> [CONSIGNE A]:
Recopiez sans rien changer la partie du passage donné qui commence par les mots contenant "Six textes plus" et s'achève sur "d’Yves Vanderveken fédère.".
> [CONSIGNE B]:
D'après le passage donné, dans quel texte Lacan affirme-t-il que l'impasse sexuelle sécrète des fictions ?
> [CONSIGNE C]:
Selon le passage donné, sous quels angles chacun des auteurs fait-il varier le thème ? Donnez-les tous.

─── PASSAGE DONNÉ ───

Des grenades \Clémence Coconnier

Six textes plus une interview. C’est le fruit du travail mené en ACF-MP dans le cadre des soirées préparatoires aux J 50 Attentat sexuel. Chacun des auteurs fait varier ce thème à sa guise : questions d’époques, productions d’artistes, expérience dans le champ de la clinique. Il en ressort un ensemble varié et rigoureux que l’interview d’Yves Vanderveken fédère.

« nous avançons dans la nuit du désir et nous cherchons cherchons cherchons le savoir sort de la bouche la connaissance vient du corps le savoir permet de construire une maison la connaissance permet d’en sortir et de marcher dans la nuit noire du désir comme les chiens errent la nuit sur les chemins nous notre chemin aux humains c’est le corps nous sommes enseignés par le corps le corps est un cube avec mille entrées par lui nous entrons dans l’univers le corps est la clef de l’univers donc la clef de la connaissance »[1]

À la question « que puis-je savoir sur le désir physique ? » le metteur en scène et auteur Pascal Rambert répond « je veux voir »[2]. Il se fait chorégraphe pour l’occasion et crée la pièce de danse Libido sciendi. Il explique dans la note d’intention : « Je suis effaré quand il m’arrive de voir de la pornographie. Je suis effaré par l’absence d’imagination. Je suis peiné par l’académisme, ici, comme en chaque chose d’ailleurs. Par la pauvreté du langage des corps. Je veux donner mon avis sur la question. »[3] La pornographie ne dit rien du désir physique du fait de la « pauvreté du langage des corps » qu’elle véhicule : le coït exhibé ne dit rien du mystère qu’est la jouissance pour chacun. Avec le travail d’écriture chorégraphique de Libido sciendi, P. Rambert se confronte à la « malédiction sur le sexe » : s’il n’y a pas d’articulation signifiante qui puisse dire le rapport sexuel, il use des « mots de la danse » pour chercher et avancer dans ce qu’il nomme « la nuit du désir ». P. Rambert explique : « Sur le théâtre je mets des mots dedans ça. Ici, j’ouvre le corps comme une grenade. Je monte un corps contre un autre. Je traite de dévoration. D’une forme de cannibalisme sommaire et temporaire : coucher. Manger. Prendre. Reprendre. Ouvrir. Fermer. Désosser. Refermer. Écarter. Plier. Ouvrir. Recommencer. Des mots de la danse. Des mots de la langue sexuelle. C’est tout. »[4] Ces mots de la langue sexuelle ne s’articulent pas pour autant ; ils se juxtaposent, s’enchaînent, se suivent. Ils disent l’impossible tel que Lacan le définit : il ne peut en aucun cas s’écrire : « Le rapport sexuel ne cesse pas de ne pas s’écrire. »[5]

Aussi, dans « Télévision », Lacan prononce « L’impasse sexuelle sécrète les fictions qui rationalisent l’impossible dont elle provient. »[6] Impossible, impasse sexuelle, fictions : l’on pourrait déplier les trois termes contenus dans cette assertion en suivant le processus d’écriture de Libido sciendi.

─── EXTRAIT DE DONNÉES ───

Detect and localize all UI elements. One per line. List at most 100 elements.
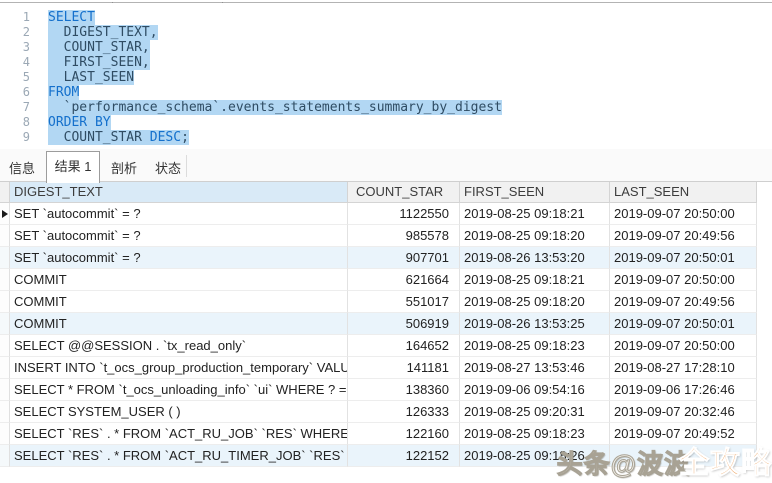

───

> [RÉPONSE ATTENDUE A]:
Six textes plus une interview. C’est le fruit du travail mené en ACF-MP dans le cadre des soirées préparatoires aux J 50 Attentat sexuel. Chacun des auteurs fait varier ce thème à sa guise : questions d’époques, productions d’artistes, expérience dans le champ de la clinique. Il en ressort un ensemble varié et rigoureux que l’interview d’Yves Vanderveken fédère.

> [RÉPONSE ATTENDUE B]:
Dans « Télévision ».

> [RÉPONSE ATTENDUE C]:
- questions d'époques
- productions d'artistes
- expérience dans le champ de la clinique